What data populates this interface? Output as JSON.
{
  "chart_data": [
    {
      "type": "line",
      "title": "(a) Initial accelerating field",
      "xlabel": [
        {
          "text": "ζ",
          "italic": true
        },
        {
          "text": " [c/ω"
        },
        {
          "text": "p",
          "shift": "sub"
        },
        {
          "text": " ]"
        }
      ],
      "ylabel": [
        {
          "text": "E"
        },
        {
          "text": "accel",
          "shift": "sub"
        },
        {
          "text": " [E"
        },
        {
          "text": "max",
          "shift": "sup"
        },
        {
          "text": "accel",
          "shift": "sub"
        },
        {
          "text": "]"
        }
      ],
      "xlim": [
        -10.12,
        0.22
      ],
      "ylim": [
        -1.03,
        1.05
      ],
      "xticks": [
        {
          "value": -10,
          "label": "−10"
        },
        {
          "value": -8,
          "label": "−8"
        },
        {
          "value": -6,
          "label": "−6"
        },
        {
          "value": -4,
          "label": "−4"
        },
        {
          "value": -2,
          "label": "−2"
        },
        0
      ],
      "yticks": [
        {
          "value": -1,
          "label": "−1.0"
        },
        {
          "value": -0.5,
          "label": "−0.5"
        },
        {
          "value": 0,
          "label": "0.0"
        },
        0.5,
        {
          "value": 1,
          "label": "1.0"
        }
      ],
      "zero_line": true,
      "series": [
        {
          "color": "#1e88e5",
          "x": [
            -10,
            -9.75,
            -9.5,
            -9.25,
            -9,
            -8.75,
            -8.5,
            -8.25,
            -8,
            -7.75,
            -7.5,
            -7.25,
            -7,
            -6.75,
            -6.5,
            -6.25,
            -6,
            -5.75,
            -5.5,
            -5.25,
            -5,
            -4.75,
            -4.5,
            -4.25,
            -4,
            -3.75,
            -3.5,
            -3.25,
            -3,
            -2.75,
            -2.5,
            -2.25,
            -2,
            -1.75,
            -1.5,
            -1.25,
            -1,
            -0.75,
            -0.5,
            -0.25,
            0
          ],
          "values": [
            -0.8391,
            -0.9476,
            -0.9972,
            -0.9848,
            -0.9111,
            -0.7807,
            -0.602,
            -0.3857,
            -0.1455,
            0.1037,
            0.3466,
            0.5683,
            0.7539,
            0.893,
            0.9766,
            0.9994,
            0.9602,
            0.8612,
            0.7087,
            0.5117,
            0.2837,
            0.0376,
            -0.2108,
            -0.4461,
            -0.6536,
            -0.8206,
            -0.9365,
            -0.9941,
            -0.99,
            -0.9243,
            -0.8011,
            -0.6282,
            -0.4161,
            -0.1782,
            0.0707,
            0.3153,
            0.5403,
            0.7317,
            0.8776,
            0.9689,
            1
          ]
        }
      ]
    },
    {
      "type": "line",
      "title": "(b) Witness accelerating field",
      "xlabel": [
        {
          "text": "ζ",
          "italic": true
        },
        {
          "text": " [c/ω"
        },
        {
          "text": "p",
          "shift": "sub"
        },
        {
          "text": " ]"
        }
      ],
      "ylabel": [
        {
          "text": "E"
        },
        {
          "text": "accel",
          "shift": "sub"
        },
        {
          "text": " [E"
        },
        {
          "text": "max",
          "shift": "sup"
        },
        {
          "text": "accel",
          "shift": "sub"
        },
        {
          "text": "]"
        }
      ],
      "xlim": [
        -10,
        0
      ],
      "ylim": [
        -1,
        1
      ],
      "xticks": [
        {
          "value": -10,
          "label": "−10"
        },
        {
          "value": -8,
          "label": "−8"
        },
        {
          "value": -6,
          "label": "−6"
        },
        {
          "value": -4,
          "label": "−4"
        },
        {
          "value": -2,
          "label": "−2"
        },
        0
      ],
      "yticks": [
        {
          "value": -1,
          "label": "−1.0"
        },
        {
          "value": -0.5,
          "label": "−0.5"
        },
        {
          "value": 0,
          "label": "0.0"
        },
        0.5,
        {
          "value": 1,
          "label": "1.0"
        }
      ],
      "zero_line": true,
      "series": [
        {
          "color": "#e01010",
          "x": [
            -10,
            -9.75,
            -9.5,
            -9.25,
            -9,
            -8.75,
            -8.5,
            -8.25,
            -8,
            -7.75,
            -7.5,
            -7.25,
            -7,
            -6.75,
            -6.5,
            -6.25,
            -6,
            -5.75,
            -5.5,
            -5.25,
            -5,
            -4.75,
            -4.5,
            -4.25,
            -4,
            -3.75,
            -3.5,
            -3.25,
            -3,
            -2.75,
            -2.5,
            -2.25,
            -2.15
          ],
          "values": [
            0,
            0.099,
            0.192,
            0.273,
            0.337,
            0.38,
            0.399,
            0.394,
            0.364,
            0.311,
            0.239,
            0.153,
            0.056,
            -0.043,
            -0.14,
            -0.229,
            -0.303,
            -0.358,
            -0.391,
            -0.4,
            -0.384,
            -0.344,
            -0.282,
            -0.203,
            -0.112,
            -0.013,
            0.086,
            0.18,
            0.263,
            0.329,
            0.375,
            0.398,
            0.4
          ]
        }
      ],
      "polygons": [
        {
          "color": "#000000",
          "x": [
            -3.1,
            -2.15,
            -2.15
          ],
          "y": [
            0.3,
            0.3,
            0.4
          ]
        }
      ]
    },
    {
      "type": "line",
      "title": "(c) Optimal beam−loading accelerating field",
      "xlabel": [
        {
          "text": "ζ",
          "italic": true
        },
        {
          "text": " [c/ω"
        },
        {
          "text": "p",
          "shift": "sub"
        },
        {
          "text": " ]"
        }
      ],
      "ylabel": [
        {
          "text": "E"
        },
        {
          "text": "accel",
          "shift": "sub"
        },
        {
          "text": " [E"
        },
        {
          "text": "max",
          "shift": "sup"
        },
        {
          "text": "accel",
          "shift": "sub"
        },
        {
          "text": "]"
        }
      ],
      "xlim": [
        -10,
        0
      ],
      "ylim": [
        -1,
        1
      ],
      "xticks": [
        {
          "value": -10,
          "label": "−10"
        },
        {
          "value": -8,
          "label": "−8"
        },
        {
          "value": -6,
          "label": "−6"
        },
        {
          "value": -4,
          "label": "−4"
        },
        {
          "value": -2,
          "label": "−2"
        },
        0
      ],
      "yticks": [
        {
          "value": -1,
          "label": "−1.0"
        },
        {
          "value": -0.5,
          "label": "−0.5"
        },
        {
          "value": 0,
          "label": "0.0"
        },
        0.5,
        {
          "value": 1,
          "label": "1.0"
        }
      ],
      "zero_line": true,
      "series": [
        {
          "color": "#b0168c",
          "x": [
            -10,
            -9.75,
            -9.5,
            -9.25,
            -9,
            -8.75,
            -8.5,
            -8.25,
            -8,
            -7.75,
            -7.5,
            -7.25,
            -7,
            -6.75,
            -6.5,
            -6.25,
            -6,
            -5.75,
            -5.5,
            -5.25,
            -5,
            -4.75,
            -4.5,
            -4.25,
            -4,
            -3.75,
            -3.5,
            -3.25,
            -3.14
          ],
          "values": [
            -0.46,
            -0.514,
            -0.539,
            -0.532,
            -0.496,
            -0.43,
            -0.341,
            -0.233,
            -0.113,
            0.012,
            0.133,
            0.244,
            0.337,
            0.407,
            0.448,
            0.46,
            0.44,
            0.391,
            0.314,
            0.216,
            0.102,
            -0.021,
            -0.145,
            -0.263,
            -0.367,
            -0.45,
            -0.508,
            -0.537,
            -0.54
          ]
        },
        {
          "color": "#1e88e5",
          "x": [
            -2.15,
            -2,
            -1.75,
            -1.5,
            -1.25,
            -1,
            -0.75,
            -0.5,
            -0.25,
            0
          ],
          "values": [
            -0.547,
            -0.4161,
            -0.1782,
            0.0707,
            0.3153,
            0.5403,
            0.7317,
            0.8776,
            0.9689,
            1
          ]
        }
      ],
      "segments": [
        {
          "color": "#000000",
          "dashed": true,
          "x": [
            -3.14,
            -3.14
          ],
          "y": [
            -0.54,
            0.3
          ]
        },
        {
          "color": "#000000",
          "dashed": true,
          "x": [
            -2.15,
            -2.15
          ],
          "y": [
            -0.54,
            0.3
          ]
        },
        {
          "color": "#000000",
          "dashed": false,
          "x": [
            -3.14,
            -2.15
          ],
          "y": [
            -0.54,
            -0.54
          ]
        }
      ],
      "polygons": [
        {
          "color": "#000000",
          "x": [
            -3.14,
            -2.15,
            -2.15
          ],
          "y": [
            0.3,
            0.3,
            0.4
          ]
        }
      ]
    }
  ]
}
*****
WHAT YOU NEED TO DO: Gather up every line in the data above that contains the word "title", copying each one.

TASK SOLUTION:
      "title": "(a) Initial accelerating field",
      "title": "(b) Witness accelerating field",
      "title": "(c) Optimal beam−loading accelerating field",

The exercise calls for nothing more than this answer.